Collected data
[BEGIN]

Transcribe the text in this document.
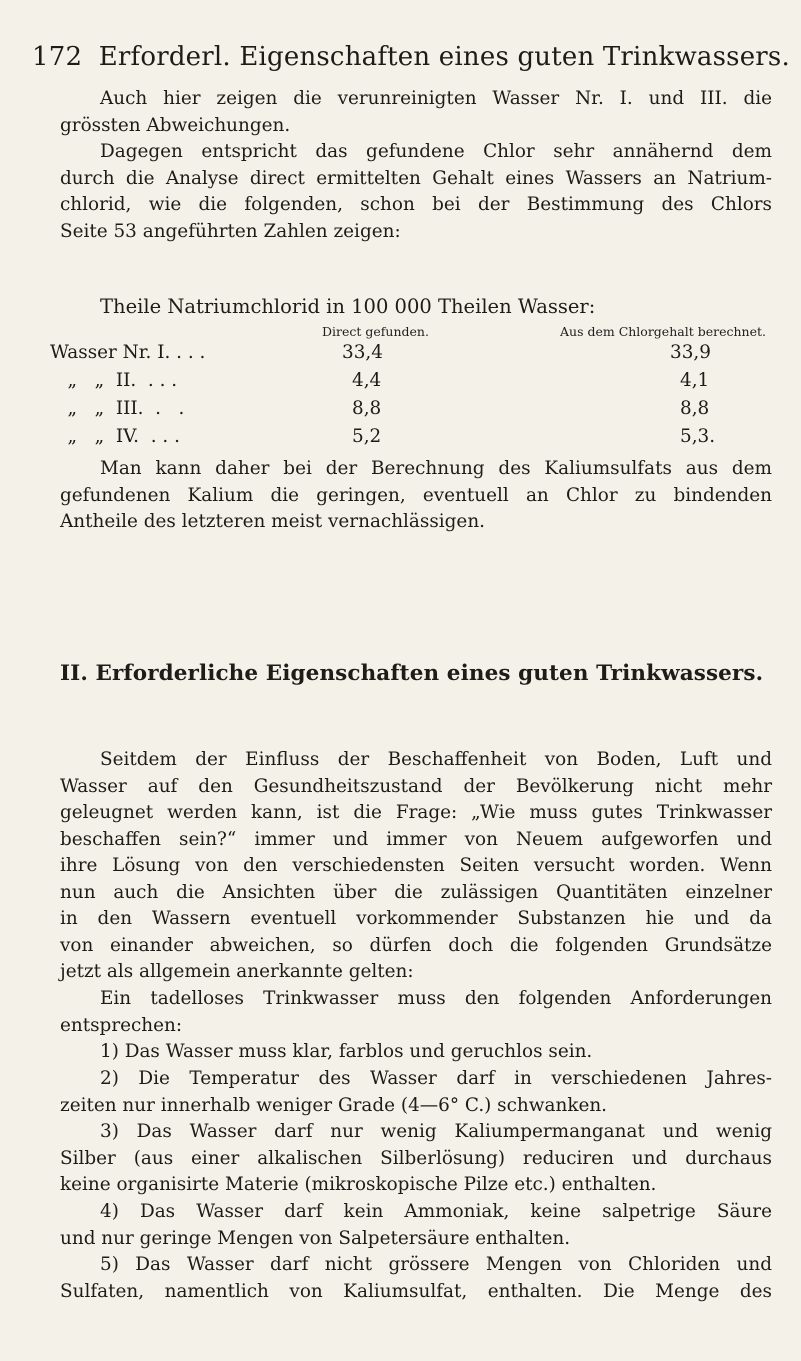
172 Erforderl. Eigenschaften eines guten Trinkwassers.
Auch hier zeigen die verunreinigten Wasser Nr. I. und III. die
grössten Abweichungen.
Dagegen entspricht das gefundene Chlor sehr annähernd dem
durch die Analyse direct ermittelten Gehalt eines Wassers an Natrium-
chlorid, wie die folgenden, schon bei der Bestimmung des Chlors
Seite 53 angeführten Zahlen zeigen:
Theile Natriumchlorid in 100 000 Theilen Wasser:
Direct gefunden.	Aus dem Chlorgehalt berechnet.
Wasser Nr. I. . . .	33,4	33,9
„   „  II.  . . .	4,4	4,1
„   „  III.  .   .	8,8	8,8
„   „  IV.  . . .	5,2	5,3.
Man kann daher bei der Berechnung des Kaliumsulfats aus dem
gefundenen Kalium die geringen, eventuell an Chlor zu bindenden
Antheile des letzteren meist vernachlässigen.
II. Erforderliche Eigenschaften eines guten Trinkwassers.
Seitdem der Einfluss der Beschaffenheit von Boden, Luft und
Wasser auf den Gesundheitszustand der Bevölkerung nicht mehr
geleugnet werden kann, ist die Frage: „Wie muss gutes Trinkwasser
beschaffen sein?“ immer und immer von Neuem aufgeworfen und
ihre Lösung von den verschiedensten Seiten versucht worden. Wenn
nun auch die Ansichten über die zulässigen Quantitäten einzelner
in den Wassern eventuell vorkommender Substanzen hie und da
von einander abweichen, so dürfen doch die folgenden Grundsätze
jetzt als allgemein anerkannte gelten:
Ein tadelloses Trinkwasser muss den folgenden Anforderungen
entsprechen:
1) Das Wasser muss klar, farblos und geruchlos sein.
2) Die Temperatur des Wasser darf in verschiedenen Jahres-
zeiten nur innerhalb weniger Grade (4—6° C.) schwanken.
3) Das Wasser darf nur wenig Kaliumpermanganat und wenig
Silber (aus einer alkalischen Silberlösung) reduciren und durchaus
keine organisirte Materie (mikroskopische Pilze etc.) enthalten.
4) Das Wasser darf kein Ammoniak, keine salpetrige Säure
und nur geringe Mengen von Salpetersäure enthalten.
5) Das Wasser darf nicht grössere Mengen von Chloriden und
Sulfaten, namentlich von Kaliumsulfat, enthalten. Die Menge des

[END]

All of the entries above should be duplicated exactly, except for the pictures.

## EXERCISE ANSWER:
Transcribe the text in this document.
172 Erforderl. Eigenschaften eines guten Trinkwassers.
Auch hier zeigen die verunreinigten Wasser Nr. I. und III. die
grössten Abweichungen.
Dagegen entspricht das gefundene Chlor sehr annähernd dem
durch die Analyse direct ermittelten Gehalt eines Wassers an Natrium-
chlorid, wie die folgenden, schon bei der Bestimmung des Chlors
Seite 53 angeführten Zahlen zeigen:
Theile Natriumchlorid in 100 000 Theilen Wasser:
Direct gefunden.	Aus dem Chlorgehalt berechnet.
Wasser Nr. I. . . .	33,4	33,9
„   „  II.  . . .	4,4	4,1
„   „  III.  .   .	8,8	8,8
„   „  IV.  . . .	5,2	5,3.
Man kann daher bei der Berechnung des Kaliumsulfats aus dem
gefundenen Kalium die geringen, eventuell an Chlor zu bindenden
Antheile des letzteren meist vernachlässigen.
II. Erforderliche Eigenschaften eines guten Trinkwassers.
Seitdem der Einfluss der Beschaffenheit von Boden, Luft und
Wasser auf den Gesundheitszustand der Bevölkerung nicht mehr
geleugnet werden kann, ist die Frage: „Wie muss gutes Trinkwasser
beschaffen sein?“ immer und immer von Neuem aufgeworfen und
ihre Lösung von den verschiedensten Seiten versucht worden. Wenn
nun auch die Ansichten über die zulässigen Quantitäten einzelner
in den Wassern eventuell vorkommender Substanzen hie und da
von einander abweichen, so dürfen doch die folgenden Grundsätze
jetzt als allgemein anerkannte gelten:
Ein tadelloses Trinkwasser muss den folgenden Anforderungen
entsprechen:
1) Das Wasser muss klar, farblos und geruchlos sein.
2) Die Temperatur des Wasser darf in verschiedenen Jahres-
zeiten nur innerhalb weniger Grade (4—6° C.) schwanken.
3) Das Wasser darf nur wenig Kaliumpermanganat und wenig
Silber (aus einer alkalischen Silberlösung) reduciren und durchaus
keine organisirte Materie (mikroskopische Pilze etc.) enthalten.
4) Das Wasser darf kein Ammoniak, keine salpetrige Säure
und nur geringe Mengen von Salpetersäure enthalten.
5) Das Wasser darf nicht grössere Mengen von Chloriden und
Sulfaten, namentlich von Kaliumsulfat, enthalten. Die Menge des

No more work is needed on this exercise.